** begin RAW RECORDS **

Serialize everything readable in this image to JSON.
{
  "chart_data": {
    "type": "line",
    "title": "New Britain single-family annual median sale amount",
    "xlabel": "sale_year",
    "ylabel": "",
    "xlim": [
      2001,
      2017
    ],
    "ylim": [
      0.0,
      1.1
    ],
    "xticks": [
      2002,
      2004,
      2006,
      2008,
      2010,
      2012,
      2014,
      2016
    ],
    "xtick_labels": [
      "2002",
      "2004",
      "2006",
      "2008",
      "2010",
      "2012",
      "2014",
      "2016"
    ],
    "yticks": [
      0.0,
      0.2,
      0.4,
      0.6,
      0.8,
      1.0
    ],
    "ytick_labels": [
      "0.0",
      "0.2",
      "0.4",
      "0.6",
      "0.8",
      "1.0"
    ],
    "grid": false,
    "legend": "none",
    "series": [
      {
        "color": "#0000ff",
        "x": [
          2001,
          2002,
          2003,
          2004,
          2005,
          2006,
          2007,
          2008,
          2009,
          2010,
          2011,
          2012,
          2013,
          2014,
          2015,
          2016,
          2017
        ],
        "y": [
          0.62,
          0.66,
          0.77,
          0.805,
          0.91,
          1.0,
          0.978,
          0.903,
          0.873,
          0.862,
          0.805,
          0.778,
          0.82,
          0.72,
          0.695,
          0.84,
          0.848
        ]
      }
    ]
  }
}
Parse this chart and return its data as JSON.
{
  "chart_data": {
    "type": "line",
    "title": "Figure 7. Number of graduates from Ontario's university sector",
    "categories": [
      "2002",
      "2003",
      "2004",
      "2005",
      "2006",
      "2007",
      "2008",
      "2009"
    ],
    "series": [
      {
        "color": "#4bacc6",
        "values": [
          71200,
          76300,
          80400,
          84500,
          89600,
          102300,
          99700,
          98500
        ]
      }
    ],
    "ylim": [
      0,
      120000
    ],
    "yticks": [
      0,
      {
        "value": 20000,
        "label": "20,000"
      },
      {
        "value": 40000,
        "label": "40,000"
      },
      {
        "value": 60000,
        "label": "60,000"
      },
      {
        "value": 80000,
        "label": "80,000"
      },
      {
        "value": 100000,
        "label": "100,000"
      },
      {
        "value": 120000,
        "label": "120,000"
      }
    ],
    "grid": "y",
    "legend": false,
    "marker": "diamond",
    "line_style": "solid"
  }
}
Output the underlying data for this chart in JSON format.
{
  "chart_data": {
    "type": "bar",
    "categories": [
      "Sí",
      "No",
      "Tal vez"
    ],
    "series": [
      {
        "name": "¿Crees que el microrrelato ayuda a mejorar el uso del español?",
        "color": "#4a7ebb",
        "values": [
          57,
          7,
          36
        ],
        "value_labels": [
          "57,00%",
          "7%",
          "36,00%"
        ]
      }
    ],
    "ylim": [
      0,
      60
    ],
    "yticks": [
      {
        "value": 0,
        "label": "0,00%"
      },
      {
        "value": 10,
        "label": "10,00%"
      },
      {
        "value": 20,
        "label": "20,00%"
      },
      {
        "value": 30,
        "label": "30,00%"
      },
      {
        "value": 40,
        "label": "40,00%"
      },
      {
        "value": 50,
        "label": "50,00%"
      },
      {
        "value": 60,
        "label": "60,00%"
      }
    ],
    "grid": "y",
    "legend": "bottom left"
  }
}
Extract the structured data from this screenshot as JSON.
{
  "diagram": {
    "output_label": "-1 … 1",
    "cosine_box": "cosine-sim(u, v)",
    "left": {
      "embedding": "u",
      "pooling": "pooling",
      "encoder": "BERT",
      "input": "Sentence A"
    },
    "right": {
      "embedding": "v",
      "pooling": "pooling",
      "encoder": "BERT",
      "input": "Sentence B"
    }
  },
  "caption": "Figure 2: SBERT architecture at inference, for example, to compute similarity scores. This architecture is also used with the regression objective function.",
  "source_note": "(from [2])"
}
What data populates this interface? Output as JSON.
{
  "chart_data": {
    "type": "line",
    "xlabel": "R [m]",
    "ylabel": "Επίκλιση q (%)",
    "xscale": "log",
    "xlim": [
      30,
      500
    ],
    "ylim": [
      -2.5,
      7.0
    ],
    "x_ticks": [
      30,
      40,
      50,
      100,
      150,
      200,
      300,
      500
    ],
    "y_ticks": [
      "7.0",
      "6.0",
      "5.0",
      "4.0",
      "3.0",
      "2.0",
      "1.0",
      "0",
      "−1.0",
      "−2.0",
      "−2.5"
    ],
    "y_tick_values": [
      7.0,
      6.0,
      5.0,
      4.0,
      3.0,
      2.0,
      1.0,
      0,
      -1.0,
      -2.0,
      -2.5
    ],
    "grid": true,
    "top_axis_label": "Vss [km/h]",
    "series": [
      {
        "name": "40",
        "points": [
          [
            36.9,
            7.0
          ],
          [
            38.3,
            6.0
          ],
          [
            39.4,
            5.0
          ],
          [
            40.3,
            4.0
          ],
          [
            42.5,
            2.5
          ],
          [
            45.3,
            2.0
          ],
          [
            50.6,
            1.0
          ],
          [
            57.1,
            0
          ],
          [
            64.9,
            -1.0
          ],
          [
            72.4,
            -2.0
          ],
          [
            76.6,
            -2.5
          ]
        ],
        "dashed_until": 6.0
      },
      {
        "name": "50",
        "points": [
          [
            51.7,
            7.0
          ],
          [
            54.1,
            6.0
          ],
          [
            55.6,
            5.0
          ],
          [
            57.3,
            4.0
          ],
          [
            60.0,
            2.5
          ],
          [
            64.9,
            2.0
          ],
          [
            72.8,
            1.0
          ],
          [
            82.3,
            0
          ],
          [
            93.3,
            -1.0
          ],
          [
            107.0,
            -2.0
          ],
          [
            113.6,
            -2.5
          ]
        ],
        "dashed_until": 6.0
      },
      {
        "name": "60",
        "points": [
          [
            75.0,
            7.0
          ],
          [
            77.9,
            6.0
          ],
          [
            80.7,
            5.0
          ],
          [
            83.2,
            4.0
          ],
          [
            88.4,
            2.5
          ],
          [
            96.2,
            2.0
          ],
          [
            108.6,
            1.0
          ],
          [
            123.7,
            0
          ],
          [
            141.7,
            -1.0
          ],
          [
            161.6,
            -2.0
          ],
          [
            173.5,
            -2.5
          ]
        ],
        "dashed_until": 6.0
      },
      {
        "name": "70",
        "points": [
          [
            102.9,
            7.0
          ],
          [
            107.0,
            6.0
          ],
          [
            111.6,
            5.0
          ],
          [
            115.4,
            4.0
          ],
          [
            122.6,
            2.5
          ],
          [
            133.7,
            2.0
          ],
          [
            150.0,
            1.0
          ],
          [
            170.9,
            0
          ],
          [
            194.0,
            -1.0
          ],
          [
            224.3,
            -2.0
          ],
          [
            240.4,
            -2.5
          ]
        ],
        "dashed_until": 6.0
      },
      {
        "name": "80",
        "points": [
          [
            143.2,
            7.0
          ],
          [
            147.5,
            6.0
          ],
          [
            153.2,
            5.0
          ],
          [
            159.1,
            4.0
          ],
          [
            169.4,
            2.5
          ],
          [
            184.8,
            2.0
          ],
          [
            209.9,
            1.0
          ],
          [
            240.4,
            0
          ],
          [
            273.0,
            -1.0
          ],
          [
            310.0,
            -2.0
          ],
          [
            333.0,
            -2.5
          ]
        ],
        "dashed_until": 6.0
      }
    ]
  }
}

** end RAW RECORDS **

_TASK INSTRUCTIONS_
Output the data above exactly, please, line for line.

_FULL RESPONSE_
Serialize everything readable in this image to JSON.
{
  "chart_data": {
    "type": "line",
    "title": "New Britain single-family annual median sale amount",
    "xlabel": "sale_year",
    "ylabel": "",
    "xlim": [
      2001,
      2017
    ],
    "ylim": [
      0.0,
      1.1
    ],
    "xticks": [
      2002,
      2004,
      2006,
      2008,
      2010,
      2012,
      2014,
      2016
    ],
    "xtick_labels": [
      "2002",
      "2004",
      "2006",
      "2008",
      "2010",
      "2012",
      "2014",
      "2016"
    ],
    "yticks": [
      0.0,
      0.2,
      0.4,
      0.6,
      0.8,
      1.0
    ],
    "ytick_labels": [
      "0.0",
      "0.2",
      "0.4",
      "0.6",
      "0.8",
      "1.0"
    ],
    "grid": false,
    "legend": "none",
    "series": [
      {
        "color": "#0000ff",
        "x": [
          2001,
          2002,
          2003,
          2004,
          2005,
          2006,
          2007,
          2008,
          2009,
          2010,
          2011,
          2012,
          2013,
          2014,
          2015,
          2016,
          2017
        ],
        "y": [
          0.62,
          0.66,
          0.77,
          0.805,
          0.91,
          1.0,
          0.978,
          0.903,
          0.873,
          0.862,
          0.805,
          0.778,
          0.82,
          0.72,
          0.695,
          0.84,
          0.848
        ]
      }
    ]
  }
}
Parse this chart and return its data as JSON.
{
  "chart_data": {
    "type": "line",
    "title": "Figure 7. Number of graduates from Ontario's university sector",
    "categories": [
      "2002",
      "2003",
      "2004",
      "2005",
      "2006",
      "2007",
      "2008",
      "2009"
    ],
    "series": [
      {
        "color": "#4bacc6",
        "values": [
          71200,
          76300,
          80400,
          84500,
          89600,
          102300,
          99700,
          98500
        ]
      }
    ],
    "ylim": [
      0,
      120000
    ],
    "yticks": [
      0,
      {
        "value": 20000,
        "label": "20,000"
      },
      {
        "value": 40000,
        "label": "40,000"
      },
      {
        "value": 60000,
        "label": "60,000"
      },
      {
        "value": 80000,
        "label": "80,000"
      },
      {
        "value": 100000,
        "label": "100,000"
      },
      {
        "value": 120000,
        "label": "120,000"
      }
    ],
    "grid": "y",
    "legend": false,
    "marker": "diamond",
    "line_style": "solid"
  }
}
Output the underlying data for this chart in JSON format.
{
  "chart_data": {
    "type": "bar",
    "categories": [
      "Sí",
      "No",
      "Tal vez"
    ],
    "series": [
      {
        "name": "¿Crees que el microrrelato ayuda a mejorar el uso del español?",
        "color": "#4a7ebb",
        "values": [
          57,
          7,
          36
        ],
        "value_labels": [
          "57,00%",
          "7%",
          "36,00%"
        ]
      }
    ],
    "ylim": [
      0,
      60
    ],
    "yticks": [
      {
        "value": 0,
        "label": "0,00%"
      },
      {
        "value": 10,
        "label": "10,00%"
      },
      {
        "value": 20,
        "label": "20,00%"
      },
      {
        "value": 30,
        "label": "30,00%"
      },
      {
        "value": 40,
        "label": "40,00%"
      },
      {
        "value": 50,
        "label": "50,00%"
      },
      {
        "value": 60,
        "label": "60,00%"
      }
    ],
    "grid": "y",
    "legend": "bottom left"
  }
}
Extract the structured data from this screenshot as JSON.
{
  "diagram": {
    "output_label": "-1 … 1",
    "cosine_box": "cosine-sim(u, v)",
    "left": {
      "embedding": "u",
      "pooling": "pooling",
      "encoder": "BERT",
      "input": "Sentence A"
    },
    "right": {
      "embedding": "v",
      "pooling": "pooling",
      "encoder": "BERT",
      "input": "Sentence B"
    }
  },
  "caption": "Figure 2: SBERT architecture at inference, for example, to compute similarity scores. This architecture is also used with the regression objective function.",
  "source_note": "(from [2])"
}
What data populates this interface? Output as JSON.
{
  "chart_data": {
    "type": "line",
    "xlabel": "R [m]",
    "ylabel": "Επίκλιση q (%)",
    "xscale": "log",
    "xlim": [
      30,
      500
    ],
    "ylim": [
      -2.5,
      7.0
    ],
    "x_ticks": [
      30,
      40,
      50,
      100,
      150,
      200,
      300,
      500
    ],
    "y_ticks": [
      "7.0",
      "6.0",
      "5.0",
      "4.0",
      "3.0",
      "2.0",
      "1.0",
      "0",
      "−1.0",
      "−2.0",
      "−2.5"
    ],
    "y_tick_values": [
      7.0,
      6.0,
      5.0,
      4.0,
      3.0,
      2.0,
      1.0,
      0,
      -1.0,
      -2.0,
      -2.5
    ],
    "grid": true,
    "top_axis_label": "Vss [km/h]",
    "series": [
      {
        "name": "40",
        "points": [
          [
            36.9,
            7.0
          ],
          [
            38.3,
            6.0
          ],
          [
            39.4,
            5.0
          ],
          [
            40.3,
            4.0
          ],
          [
            42.5,
            2.5
          ],
          [
            45.3,
            2.0
          ],
          [
            50.6,
            1.0
          ],
          [
            57.1,
            0
          ],
          [
            64.9,
            -1.0
          ],
          [
            72.4,
            -2.0
          ],
          [
            76.6,
            -2.5
          ]
        ],
        "dashed_until": 6.0
      },
      {
        "name": "50",
        "points": [
          [
            51.7,
            7.0
          ],
          [
            54.1,
            6.0
          ],
          [
            55.6,
            5.0
          ],
          [
            57.3,
            4.0
          ],
          [
            60.0,
            2.5
          ],
          [
            64.9,
            2.0
          ],
          [
            72.8,
            1.0
          ],
          [
            82.3,
            0
          ],
          [
            93.3,
            -1.0
          ],
          [
            107.0,
            -2.0
          ],
          [
            113.6,
            -2.5
          ]
        ],
        "dashed_until": 6.0
      },
      {
        "name": "60",
        "points": [
          [
            75.0,
            7.0
          ],
          [
            77.9,
            6.0
          ],
          [
            80.7,
            5.0
          ],
          [
            83.2,
            4.0
          ],
          [
            88.4,
            2.5
          ],
          [
            96.2,
            2.0
          ],
          [
            108.6,
            1.0
          ],
          [
            123.7,
            0
          ],
          [
            141.7,
            -1.0
          ],
          [
            161.6,
            -2.0
          ],
          [
            173.5,
            -2.5
          ]
        ],
        "dashed_until": 6.0
      },
      {
        "name": "70",
        "points": [
          [
            102.9,
            7.0
          ],
          [
            107.0,
            6.0
          ],
          [
            111.6,
            5.0
          ],
          [
            115.4,
            4.0
          ],
          [
            122.6,
            2.5
          ],
          [
            133.7,
            2.0
          ],
          [
            150.0,
            1.0
          ],
          [
            170.9,
            0
          ],
          [
            194.0,
            -1.0
          ],
          [
            224.3,
            -2.0
          ],
          [
            240.4,
            -2.5
          ]
        ],
        "dashed_until": 6.0
      },
      {
        "name": "80",
        "points": [
          [
            143.2,
            7.0
          ],
          [
            147.5,
            6.0
          ],
          [
            153.2,
            5.0
          ],
          [
            159.1,
            4.0
          ],
          [
            169.4,
            2.5
          ],
          [
            184.8,
            2.0
          ],
          [
            209.9,
            1.0
          ],
          [
            240.4,
            0
          ],
          [
            273.0,
            -1.0
          ],
          [
            310.0,
            -2.0
          ],
          [
            333.0,
            -2.5
          ]
        ],
        "dashed_until": 6.0
      }
    ]
  }
}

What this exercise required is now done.